▸ **Aim of the exercise**
Express the lines between the one holding "header-model: Lab 960 — [827, 56, 894, 80]" and the one holding "info-icon — [260, 383, 318, 431]", inclusive, as a Markdown table with the columns Index and Line, numbering each line and leaving out blank lines.

▸ **Raw records**
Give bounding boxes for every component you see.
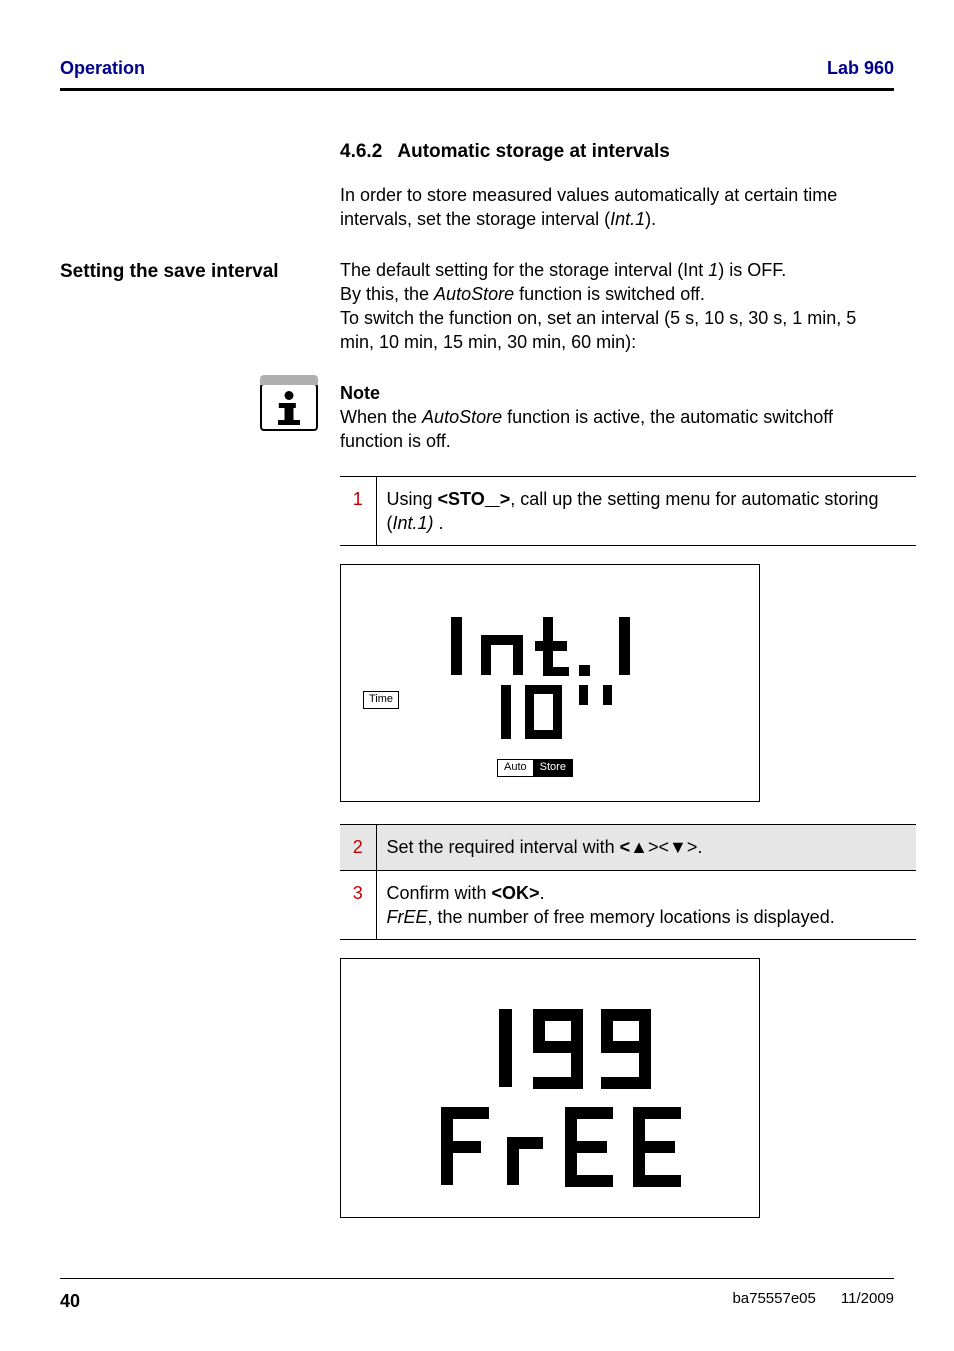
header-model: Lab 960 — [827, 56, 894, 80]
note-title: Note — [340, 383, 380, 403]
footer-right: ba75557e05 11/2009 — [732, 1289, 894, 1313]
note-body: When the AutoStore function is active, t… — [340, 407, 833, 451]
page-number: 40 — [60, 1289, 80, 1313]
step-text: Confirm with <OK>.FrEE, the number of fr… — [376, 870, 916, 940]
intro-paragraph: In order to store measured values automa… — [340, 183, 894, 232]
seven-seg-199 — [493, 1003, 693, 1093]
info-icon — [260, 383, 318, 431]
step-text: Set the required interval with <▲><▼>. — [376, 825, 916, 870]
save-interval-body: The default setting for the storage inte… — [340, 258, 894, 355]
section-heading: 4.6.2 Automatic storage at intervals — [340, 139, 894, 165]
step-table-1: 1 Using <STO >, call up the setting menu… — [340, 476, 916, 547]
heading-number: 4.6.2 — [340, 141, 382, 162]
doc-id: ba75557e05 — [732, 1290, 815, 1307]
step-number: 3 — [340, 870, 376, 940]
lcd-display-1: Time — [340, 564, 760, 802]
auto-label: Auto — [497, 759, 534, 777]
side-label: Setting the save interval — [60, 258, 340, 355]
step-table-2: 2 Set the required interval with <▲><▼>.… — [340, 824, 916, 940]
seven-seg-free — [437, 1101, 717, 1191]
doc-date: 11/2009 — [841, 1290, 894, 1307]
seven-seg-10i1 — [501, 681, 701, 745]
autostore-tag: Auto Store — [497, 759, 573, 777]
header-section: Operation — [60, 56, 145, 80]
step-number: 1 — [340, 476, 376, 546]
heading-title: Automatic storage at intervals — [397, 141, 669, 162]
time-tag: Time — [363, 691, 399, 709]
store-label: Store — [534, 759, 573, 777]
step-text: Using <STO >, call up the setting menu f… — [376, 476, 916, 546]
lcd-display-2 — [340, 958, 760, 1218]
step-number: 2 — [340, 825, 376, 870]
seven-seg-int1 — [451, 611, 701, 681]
...
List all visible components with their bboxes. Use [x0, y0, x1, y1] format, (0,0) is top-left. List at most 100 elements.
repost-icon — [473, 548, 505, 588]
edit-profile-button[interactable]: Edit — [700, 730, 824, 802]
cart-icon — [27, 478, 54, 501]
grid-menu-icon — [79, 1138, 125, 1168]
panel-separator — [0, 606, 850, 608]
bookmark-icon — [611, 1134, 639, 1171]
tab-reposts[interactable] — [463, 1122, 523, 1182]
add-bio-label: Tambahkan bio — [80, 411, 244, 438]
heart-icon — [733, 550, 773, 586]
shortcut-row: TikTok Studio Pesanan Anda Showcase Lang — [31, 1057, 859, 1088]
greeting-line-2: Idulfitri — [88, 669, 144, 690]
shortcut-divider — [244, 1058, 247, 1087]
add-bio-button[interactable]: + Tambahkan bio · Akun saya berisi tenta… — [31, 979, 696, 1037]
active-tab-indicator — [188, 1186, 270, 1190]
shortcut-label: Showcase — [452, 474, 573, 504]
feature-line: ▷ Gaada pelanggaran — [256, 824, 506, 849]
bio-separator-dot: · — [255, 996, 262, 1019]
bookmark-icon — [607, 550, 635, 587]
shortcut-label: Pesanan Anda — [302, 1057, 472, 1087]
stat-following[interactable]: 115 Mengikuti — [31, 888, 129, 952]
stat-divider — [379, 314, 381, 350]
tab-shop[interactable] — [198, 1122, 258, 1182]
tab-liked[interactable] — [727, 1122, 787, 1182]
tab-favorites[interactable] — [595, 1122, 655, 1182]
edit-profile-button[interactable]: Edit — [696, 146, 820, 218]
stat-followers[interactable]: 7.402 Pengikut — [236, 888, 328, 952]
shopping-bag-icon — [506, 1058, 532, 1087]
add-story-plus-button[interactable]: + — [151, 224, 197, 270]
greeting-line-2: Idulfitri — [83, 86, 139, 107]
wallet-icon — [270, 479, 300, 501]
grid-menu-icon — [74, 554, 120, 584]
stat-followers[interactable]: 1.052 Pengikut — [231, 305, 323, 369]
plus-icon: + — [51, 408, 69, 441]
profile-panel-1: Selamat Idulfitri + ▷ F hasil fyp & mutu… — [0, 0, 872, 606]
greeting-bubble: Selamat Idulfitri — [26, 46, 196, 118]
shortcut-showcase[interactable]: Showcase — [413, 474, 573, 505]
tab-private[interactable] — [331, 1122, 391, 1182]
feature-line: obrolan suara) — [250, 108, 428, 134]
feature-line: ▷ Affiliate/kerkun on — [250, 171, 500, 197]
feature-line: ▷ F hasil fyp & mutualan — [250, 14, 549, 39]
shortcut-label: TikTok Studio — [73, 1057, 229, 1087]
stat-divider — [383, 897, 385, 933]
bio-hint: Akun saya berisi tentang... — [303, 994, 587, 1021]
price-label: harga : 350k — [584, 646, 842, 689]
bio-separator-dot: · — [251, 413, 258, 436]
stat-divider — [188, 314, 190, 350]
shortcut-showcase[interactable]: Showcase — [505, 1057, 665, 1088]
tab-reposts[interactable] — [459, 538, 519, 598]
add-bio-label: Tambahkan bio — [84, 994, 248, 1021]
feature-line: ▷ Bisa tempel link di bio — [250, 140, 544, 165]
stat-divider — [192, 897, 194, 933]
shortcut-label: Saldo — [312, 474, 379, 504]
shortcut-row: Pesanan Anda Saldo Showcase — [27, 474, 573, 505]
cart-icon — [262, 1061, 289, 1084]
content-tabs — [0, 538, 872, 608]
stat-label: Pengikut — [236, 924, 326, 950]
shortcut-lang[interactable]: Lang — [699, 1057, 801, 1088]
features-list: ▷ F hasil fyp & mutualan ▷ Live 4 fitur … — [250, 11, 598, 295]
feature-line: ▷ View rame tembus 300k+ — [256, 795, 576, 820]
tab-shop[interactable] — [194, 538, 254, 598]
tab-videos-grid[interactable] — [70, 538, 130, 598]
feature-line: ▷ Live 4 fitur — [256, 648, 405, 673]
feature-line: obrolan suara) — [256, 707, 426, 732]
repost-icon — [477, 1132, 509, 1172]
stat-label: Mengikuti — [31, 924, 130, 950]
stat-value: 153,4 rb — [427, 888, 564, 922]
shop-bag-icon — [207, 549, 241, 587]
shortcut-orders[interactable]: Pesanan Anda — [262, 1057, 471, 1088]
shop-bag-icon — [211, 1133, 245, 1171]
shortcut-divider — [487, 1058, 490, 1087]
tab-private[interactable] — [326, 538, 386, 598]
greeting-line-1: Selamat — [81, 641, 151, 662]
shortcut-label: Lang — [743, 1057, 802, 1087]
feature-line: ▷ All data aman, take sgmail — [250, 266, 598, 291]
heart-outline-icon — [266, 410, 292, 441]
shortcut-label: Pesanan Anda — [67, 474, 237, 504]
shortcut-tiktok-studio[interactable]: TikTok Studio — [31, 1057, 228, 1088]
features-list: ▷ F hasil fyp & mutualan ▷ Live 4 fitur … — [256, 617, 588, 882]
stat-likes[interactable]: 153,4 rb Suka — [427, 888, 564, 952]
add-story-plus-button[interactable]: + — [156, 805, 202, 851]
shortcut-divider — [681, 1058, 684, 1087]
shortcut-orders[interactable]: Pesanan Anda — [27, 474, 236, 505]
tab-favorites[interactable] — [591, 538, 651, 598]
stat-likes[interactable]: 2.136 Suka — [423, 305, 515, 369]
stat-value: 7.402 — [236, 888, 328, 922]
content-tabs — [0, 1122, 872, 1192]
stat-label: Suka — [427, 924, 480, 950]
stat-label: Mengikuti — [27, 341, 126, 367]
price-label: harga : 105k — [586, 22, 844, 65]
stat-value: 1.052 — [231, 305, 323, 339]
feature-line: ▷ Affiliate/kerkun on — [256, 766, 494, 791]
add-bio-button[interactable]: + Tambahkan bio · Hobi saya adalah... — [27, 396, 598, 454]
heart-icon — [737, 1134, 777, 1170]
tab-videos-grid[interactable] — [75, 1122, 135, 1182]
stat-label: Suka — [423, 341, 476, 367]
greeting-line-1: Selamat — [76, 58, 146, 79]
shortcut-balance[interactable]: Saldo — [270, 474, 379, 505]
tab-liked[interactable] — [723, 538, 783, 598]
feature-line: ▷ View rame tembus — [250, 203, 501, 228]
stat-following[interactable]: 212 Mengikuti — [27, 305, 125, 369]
--
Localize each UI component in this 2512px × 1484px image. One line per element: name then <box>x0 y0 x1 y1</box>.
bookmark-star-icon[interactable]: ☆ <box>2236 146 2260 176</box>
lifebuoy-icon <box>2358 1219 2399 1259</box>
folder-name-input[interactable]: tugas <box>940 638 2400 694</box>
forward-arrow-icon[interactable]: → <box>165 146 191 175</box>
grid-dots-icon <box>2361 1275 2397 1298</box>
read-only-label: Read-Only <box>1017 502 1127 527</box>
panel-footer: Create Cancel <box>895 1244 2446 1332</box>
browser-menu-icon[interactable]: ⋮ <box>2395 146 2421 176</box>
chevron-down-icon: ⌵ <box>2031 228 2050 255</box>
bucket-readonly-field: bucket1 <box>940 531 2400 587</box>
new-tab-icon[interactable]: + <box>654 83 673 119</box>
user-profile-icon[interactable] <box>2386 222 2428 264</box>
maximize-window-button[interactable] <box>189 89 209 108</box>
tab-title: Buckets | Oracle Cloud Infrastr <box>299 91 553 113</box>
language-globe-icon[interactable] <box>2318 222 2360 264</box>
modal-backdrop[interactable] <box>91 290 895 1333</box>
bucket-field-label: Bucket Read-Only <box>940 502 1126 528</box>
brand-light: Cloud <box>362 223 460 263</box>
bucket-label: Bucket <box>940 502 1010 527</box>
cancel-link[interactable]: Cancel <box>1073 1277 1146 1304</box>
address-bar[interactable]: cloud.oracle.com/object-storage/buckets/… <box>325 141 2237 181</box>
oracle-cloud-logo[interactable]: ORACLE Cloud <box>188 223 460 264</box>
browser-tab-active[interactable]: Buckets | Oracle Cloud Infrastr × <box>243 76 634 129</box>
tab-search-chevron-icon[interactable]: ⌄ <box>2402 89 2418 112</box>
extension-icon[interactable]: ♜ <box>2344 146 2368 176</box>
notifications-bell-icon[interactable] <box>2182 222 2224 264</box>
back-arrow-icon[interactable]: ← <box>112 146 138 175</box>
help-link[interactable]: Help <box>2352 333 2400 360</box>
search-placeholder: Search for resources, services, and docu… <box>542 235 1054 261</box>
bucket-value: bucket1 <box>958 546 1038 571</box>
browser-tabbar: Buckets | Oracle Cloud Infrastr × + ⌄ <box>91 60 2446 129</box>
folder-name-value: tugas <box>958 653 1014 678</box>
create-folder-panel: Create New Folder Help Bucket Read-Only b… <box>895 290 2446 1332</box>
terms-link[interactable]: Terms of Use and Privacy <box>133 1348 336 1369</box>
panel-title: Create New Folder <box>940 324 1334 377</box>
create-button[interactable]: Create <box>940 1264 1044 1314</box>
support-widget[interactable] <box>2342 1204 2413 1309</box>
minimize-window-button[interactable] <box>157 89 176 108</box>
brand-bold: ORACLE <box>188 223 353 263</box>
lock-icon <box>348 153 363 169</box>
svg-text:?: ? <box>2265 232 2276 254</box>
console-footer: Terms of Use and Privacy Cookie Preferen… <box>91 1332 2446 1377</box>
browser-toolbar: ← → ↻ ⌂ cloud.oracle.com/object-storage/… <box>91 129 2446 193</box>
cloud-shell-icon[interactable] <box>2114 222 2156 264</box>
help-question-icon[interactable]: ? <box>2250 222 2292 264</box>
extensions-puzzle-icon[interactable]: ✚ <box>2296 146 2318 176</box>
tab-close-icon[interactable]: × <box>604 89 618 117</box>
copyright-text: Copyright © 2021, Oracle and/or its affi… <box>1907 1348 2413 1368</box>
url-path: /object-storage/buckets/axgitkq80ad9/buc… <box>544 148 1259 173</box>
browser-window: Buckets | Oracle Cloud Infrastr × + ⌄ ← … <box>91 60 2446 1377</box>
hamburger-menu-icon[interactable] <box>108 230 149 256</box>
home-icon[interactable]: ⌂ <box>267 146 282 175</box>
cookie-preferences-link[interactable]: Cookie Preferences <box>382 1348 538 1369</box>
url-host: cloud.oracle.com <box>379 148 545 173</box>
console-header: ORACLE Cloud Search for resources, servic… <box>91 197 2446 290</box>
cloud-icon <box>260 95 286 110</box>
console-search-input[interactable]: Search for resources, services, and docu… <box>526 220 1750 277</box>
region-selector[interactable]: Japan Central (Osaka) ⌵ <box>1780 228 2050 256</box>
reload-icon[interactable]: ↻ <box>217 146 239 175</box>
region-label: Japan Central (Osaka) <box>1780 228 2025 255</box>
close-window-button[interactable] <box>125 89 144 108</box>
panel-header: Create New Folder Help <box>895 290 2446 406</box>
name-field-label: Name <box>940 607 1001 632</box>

▸ **Reply**
| Index | Line |
|---|---|
| 1 | header-model: Lab 960 — [827, 56, 894, 80] |
| 2 | note-title: Note — [340, 383, 380, 403] |
| 3 | footer-right: ba75557e05 11/2009 — [732, 1289, 894, 1313] |
| 4 | note-body: When the AutoStore function is active, t… — [340, 407, 833, 451] |
| 5 | page-number: 40 — [60, 1289, 80, 1313] |
| 6 | step-text: Confirm with <OK>.FrEE, the number of fr… — [376, 870, 916, 940] |
| 7 | intro-paragraph: In order to store measured values automa… — [340, 183, 894, 232] |
| 8 | seven-seg-199 — [493, 1003, 693, 1093] |
| 9 | info-icon — [260, 383, 318, 431] |